GIVEN REQUEST
Read through the entries below and return each line with the word "Vimeo".

EXTRACTED ENTRIES
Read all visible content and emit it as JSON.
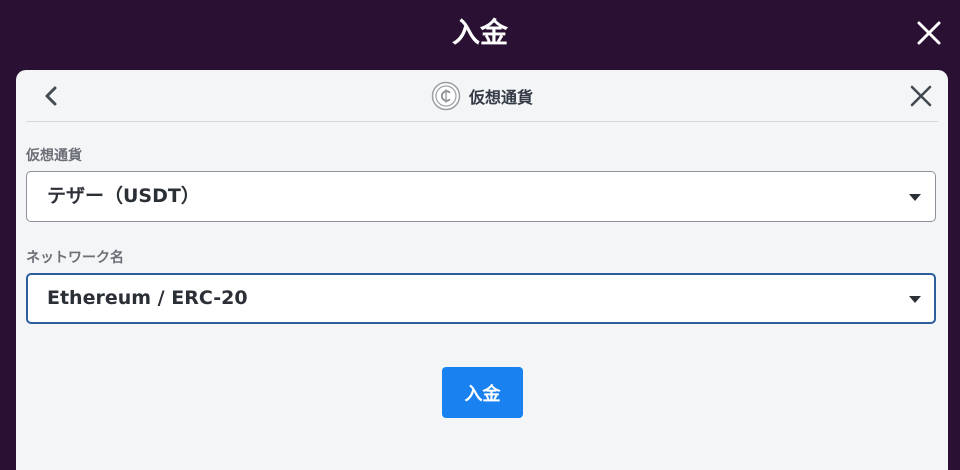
{
  "header": {
    "title": "入金"
  },
  "card": {
    "title": "仮想通貨",
    "currency": {
      "label": "仮想通貨",
      "value": "テザー（USDT）"
    },
    "network": {
      "label": "ネットワーク名",
      "value": "Ethereum / ERC-20"
    },
    "deposit_button": "入金"
  },
  "icons": [
    "close-icon",
    "back-chevron-icon",
    "coin-icon",
    "close-icon",
    "caret-down-icon"
  ],
  "colors": {
    "background": "#2a1133",
    "card": "#f4f5f7",
    "primary_button": "#1a82f0",
    "focus_border": "#2c5e9e"
  }
}
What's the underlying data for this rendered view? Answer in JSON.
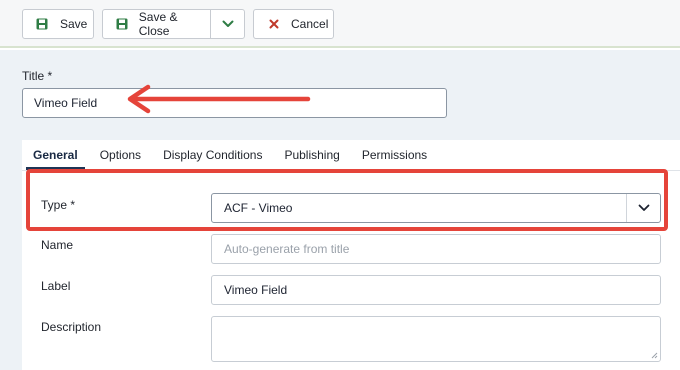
{
  "toolbar": {
    "save_label": "Save",
    "save_close_label": "Save & Close",
    "cancel_label": "Cancel"
  },
  "title_field": {
    "label": "Title *",
    "value": "Vimeo Field"
  },
  "tabs": [
    {
      "label": "General",
      "active": true
    },
    {
      "label": "Options",
      "active": false
    },
    {
      "label": "Display Conditions",
      "active": false
    },
    {
      "label": "Publishing",
      "active": false
    },
    {
      "label": "Permissions",
      "active": false
    }
  ],
  "form": {
    "type": {
      "label": "Type *",
      "value": "ACF - Vimeo"
    },
    "name": {
      "label": "Name",
      "placeholder": "Auto-generate from title"
    },
    "label": {
      "label": "Label",
      "value": "Vimeo Field"
    },
    "description": {
      "label": "Description",
      "value": ""
    }
  },
  "colors": {
    "annotation": "#e5443a",
    "save_icon": "#2f7d45",
    "cancel_icon": "#c0392b",
    "tab_active": "#1e3455"
  },
  "icons": {
    "save": "floppy-disk-icon",
    "save_close": "floppy-disk-icon",
    "dropdown": "chevron-down-icon",
    "cancel": "close-x-icon"
  }
}
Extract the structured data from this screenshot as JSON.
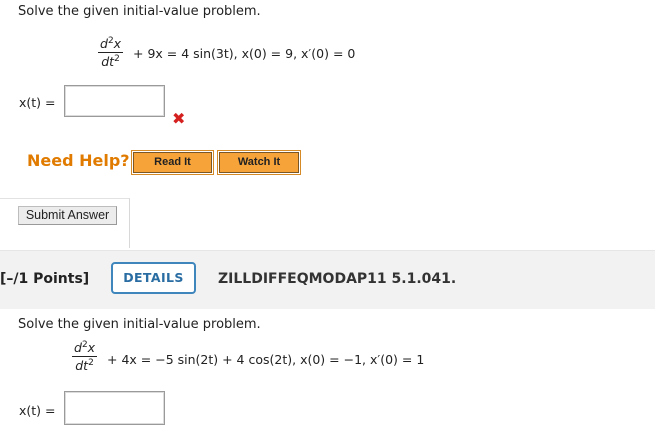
{
  "q1": {
    "prompt": "Solve the given initial-value problem.",
    "numerator": "d",
    "num_sup": "2",
    "num_var": "x",
    "denominator": "dt",
    "den_sup": "2",
    "equation_rest": "+ 9x = 4 sin(3t), x(0) = 9,  x′(0) = 0",
    "answer_label": "x(t) =",
    "answer_value": "",
    "status_icon": "wrong-x-icon",
    "status_mark": "✖"
  },
  "help": {
    "label": "Need Help?",
    "read_button": "Read It",
    "watch_button": "Watch It"
  },
  "submit": {
    "label": "Submit Answer"
  },
  "q2": {
    "points": "[–/1 Points]",
    "details_button": "DETAILS",
    "problem_code": "ZILLDIFFEQMODAP11 5.1.041.",
    "prompt": "Solve the given initial-value problem.",
    "numerator": "d",
    "num_sup": "2",
    "num_var": "x",
    "denominator": "dt",
    "den_sup": "2",
    "equation_rest": "+ 4x = −5 sin(2t) + 4 cos(2t), x(0) = −1,  x′(0) = 1",
    "answer_label": "x(t) =",
    "answer_value": ""
  },
  "colors": {
    "help_text": "#e07b00",
    "help_button": "#f6a33a",
    "details_border": "#3f86bd",
    "wrong_mark": "#d52020",
    "points_bar": "#f2f2f2"
  }
}
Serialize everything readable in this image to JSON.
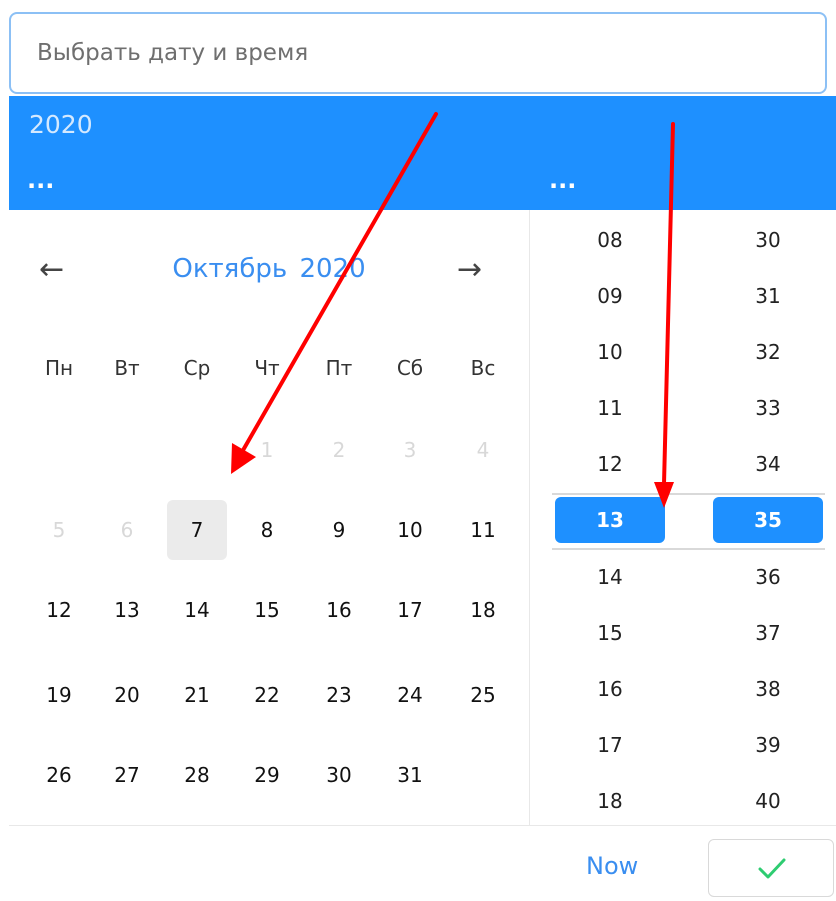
{
  "input": {
    "placeholder": "Выбрать дату и время"
  },
  "header": {
    "year": "2020",
    "date_dots": "...",
    "time_dots": "..."
  },
  "calendar": {
    "month": "Октябрь",
    "year": "2020",
    "weekdays": [
      "Пн",
      "Вт",
      "Ср",
      "Чт",
      "Пт",
      "Сб",
      "Вс"
    ],
    "weeks": [
      [
        "",
        "",
        "",
        "1",
        "2",
        "3",
        "4"
      ],
      [
        "5",
        "6",
        "7",
        "8",
        "9",
        "10",
        "11"
      ],
      [
        "12",
        "13",
        "14",
        "15",
        "16",
        "17",
        "18"
      ],
      [
        "19",
        "20",
        "21",
        "22",
        "23",
        "24",
        "25"
      ],
      [
        "26",
        "27",
        "28",
        "29",
        "30",
        "31",
        ""
      ]
    ],
    "faded_days": [
      "1",
      "2",
      "3",
      "4",
      "5",
      "6"
    ],
    "selected_day": "7"
  },
  "time": {
    "hours": [
      "08",
      "09",
      "10",
      "11",
      "12",
      "13",
      "14",
      "15",
      "16",
      "17",
      "18"
    ],
    "minutes": [
      "30",
      "31",
      "32",
      "33",
      "34",
      "35",
      "36",
      "37",
      "38",
      "39",
      "40"
    ],
    "selected_hour": "13",
    "selected_minute": "35"
  },
  "footer": {
    "now_label": "Now",
    "ok_icon": "checkmark-icon"
  },
  "colors": {
    "accent": "#1e90ff",
    "link": "#3a8ef0",
    "annotation": "#ff0000",
    "ok": "#2ecc71"
  }
}
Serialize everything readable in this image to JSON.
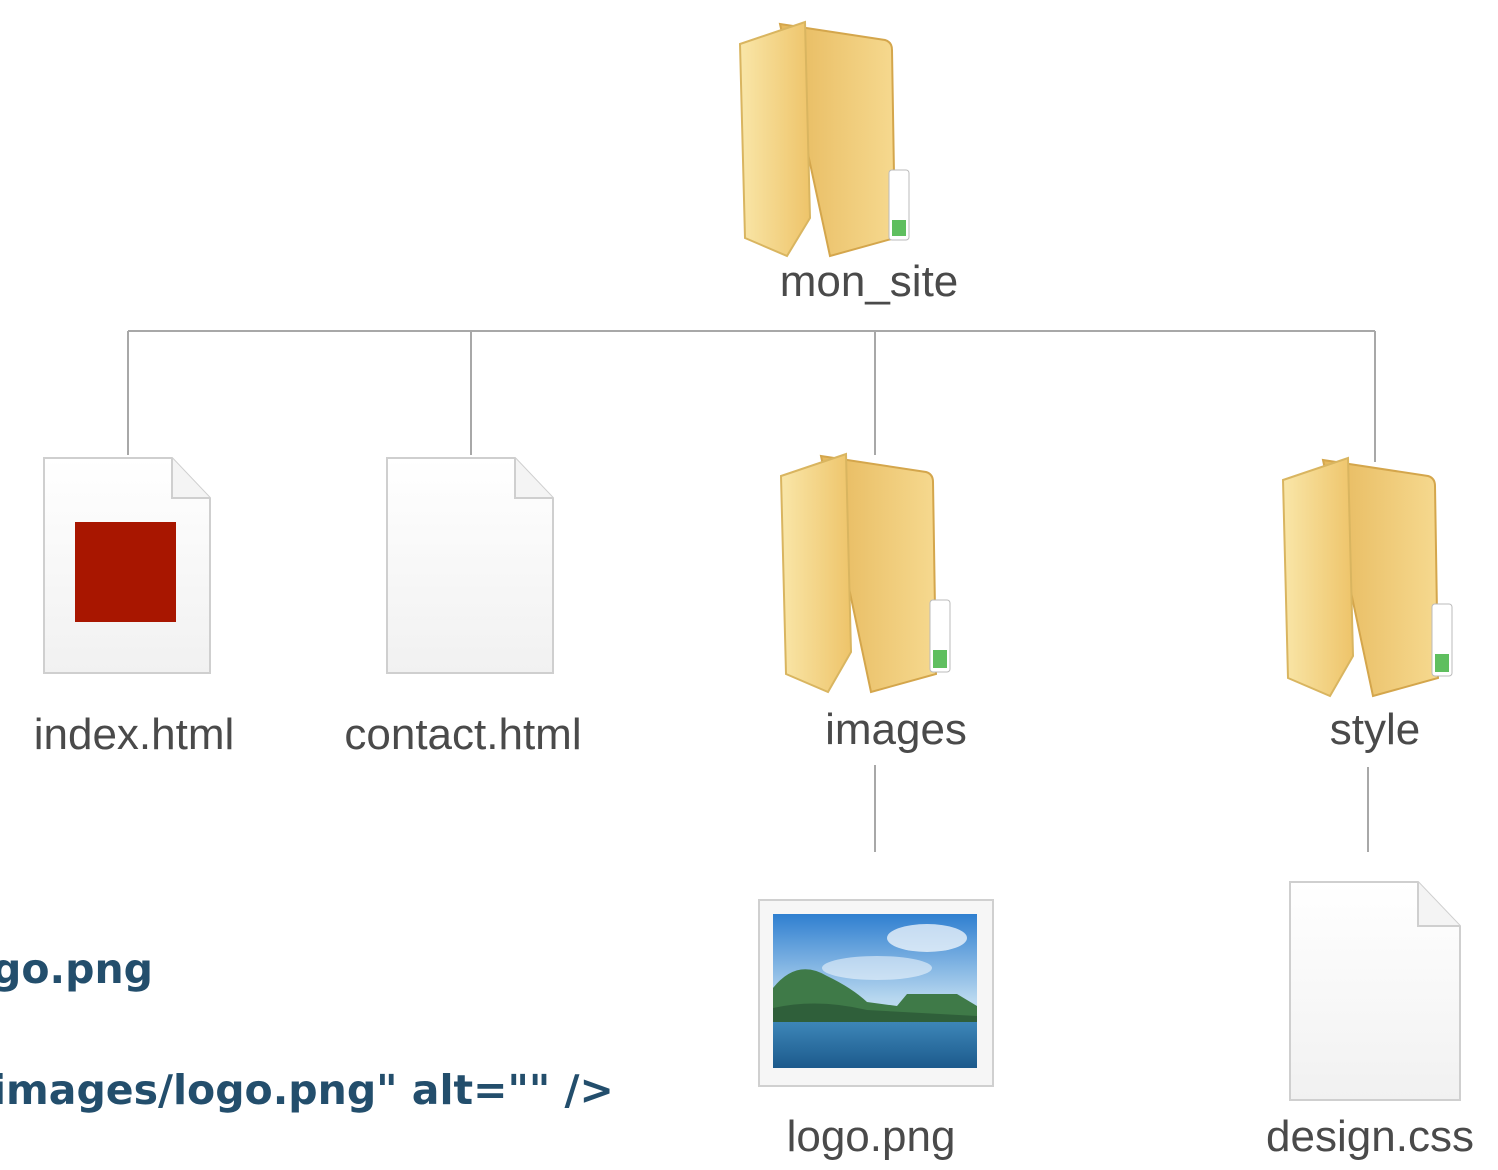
{
  "tree": {
    "root": {
      "label": "mon_site",
      "icon": "folder-icon"
    },
    "children": [
      {
        "label": "index.html",
        "icon": "html-file-icon",
        "marker_color": "#a81600"
      },
      {
        "label": "contact.html",
        "icon": "document-icon"
      },
      {
        "label": "images",
        "icon": "folder-icon",
        "children": [
          {
            "label": "logo.png",
            "icon": "image-file-icon"
          }
        ]
      },
      {
        "label": "style",
        "icon": "folder-icon",
        "children": [
          {
            "label": "design.css",
            "icon": "document-icon"
          }
        ]
      }
    ]
  },
  "code_snippet": {
    "line1": "go.png",
    "line2": "images/logo.png\" alt=\"\" />"
  },
  "colors": {
    "folder": "#f3cd73",
    "code_text": "#234e6c",
    "highlight": "#a81600",
    "connector": "#a8a8a8"
  }
}
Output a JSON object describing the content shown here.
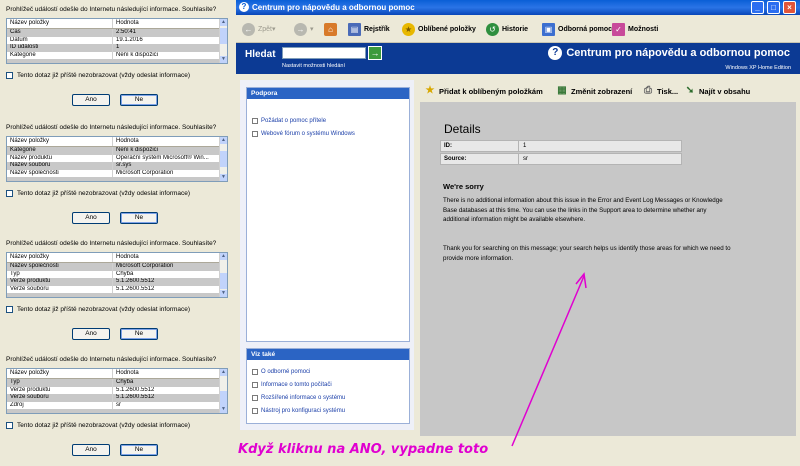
{
  "dialogs": [
    {
      "question": "Prohlížeč událostí odešle do Internetu následující informace. Souhlasíte?",
      "columns": [
        "Název položky",
        "Hodnota"
      ],
      "rows": [
        [
          "Čas",
          "2:50:41"
        ],
        [
          "Datum",
          "19.1.2016"
        ],
        [
          "ID události",
          "1"
        ],
        [
          "Kategorie",
          "Není k dispozici"
        ]
      ],
      "checkbox": "Tento dotaz již příště nezobrazovat (vždy odeslat informace)",
      "yes": "Ano",
      "no": "Ne"
    },
    {
      "question": "Prohlížeč událostí odešle do Internetu následující informace. Souhlasíte?",
      "columns": [
        "Název položky",
        "Hodnota"
      ],
      "rows": [
        [
          "Kategorie",
          "Není k dispozici"
        ],
        [
          "Název produktu",
          "Operační systém Microsoft® Win..."
        ],
        [
          "Název souboru",
          "sr.sys"
        ],
        [
          "Název společnosti",
          "Microsoft Corporation"
        ]
      ],
      "checkbox": "Tento dotaz již příště nezobrazovat (vždy odeslat informace)",
      "yes": "Ano",
      "no": "Ne"
    },
    {
      "question": "Prohlížeč událostí odešle do Internetu následující informace. Souhlasíte?",
      "columns": [
        "Název položky",
        "Hodnota"
      ],
      "rows": [
        [
          "Název společnosti",
          "Microsoft Corporation"
        ],
        [
          "Typ",
          "Chyba"
        ],
        [
          "Verze produktu",
          "5.1.2600.5512"
        ],
        [
          "Verze souboru",
          "5.1.2600.5512"
        ]
      ],
      "checkbox": "Tento dotaz již příště nezobrazovat (vždy odeslat informace)",
      "yes": "Ano",
      "no": "Ne"
    },
    {
      "question": "Prohlížeč událostí odešle do Internetu následující informace. Souhlasíte?",
      "columns": [
        "Název položky",
        "Hodnota"
      ],
      "rows": [
        [
          "Typ",
          "Chyba"
        ],
        [
          "Verze produktu",
          "5.1.2600.5512"
        ],
        [
          "Verze souboru",
          "5.1.2600.5512"
        ],
        [
          "Zdroj",
          "sr"
        ]
      ],
      "checkbox": "Tento dotaz již příště nezobrazovat (vždy odeslat informace)",
      "yes": "Ano",
      "no": "Ne"
    }
  ],
  "window": {
    "title": "Centrum pro nápovědu a odbornou pomoc",
    "controls": {
      "minimize": "_",
      "maximize": "□",
      "close": "×"
    }
  },
  "toolbar": {
    "back": "Zpět",
    "forward": "→",
    "home": "⌂",
    "index": "Rejstřík",
    "favorites": "Oblíbené položky",
    "history": "Historie",
    "support": "Odborná pomoc",
    "options": "Možnosti"
  },
  "search": {
    "label": "Hledat",
    "placeholder": "",
    "go": "→",
    "advanced": "Nastavit možnosti hledání"
  },
  "banner": {
    "title": "Centrum pro nápovědu a odbornou pomoc",
    "edition": "Windows XP Home Edition"
  },
  "support_panel": {
    "title": "Podpora",
    "links": [
      "Požádat o pomoc přítele",
      "Webové fórum o systému Windows"
    ]
  },
  "see_also_panel": {
    "title": "Viz také",
    "links": [
      "O odborné pomoci",
      "Informace o tomto počítači",
      "Rozšířené informace o systému",
      "Nástroj pro konfiguraci systému"
    ]
  },
  "content_toolbar": {
    "add_favorites": "Přidat k oblíbeným položkám",
    "change_view": "Změnit zobrazení",
    "print": "Tisk...",
    "find": "Najít v obsahu"
  },
  "details": {
    "heading": "Details",
    "rows": [
      {
        "key": "ID:",
        "value": "1"
      },
      {
        "key": "Source:",
        "value": "sr"
      }
    ],
    "sorry_heading": "We're sorry",
    "paragraph1": "There is no additional information about this issue in the Error and Event Log Messages or Knowledge Base databases at this time. You can use the links in the Support area to determine whether any additional information might be available elsewhere.",
    "paragraph2": "Thank you for searching on this message; your search helps us identify those areas for which we need to provide more information."
  },
  "annotation": {
    "text": "Když kliknu na ANO, vypadne toto",
    "color": "#e000d0"
  },
  "colors": {
    "banner": "#0c3a94",
    "content_bg": "#c7c7c7",
    "panel_header": "#2b64c4"
  }
}
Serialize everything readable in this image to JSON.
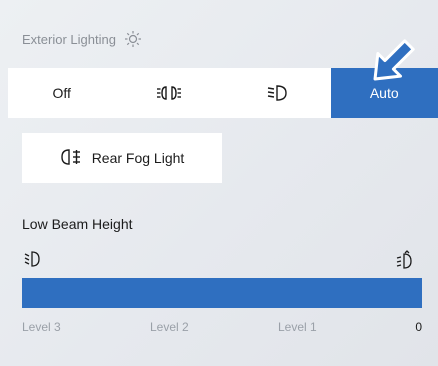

SOLUTION FOR THIS TASK
    "value": "Vimeo Field"
      "value": "ACF - Vimeo"
      "value": "Vimeo Field"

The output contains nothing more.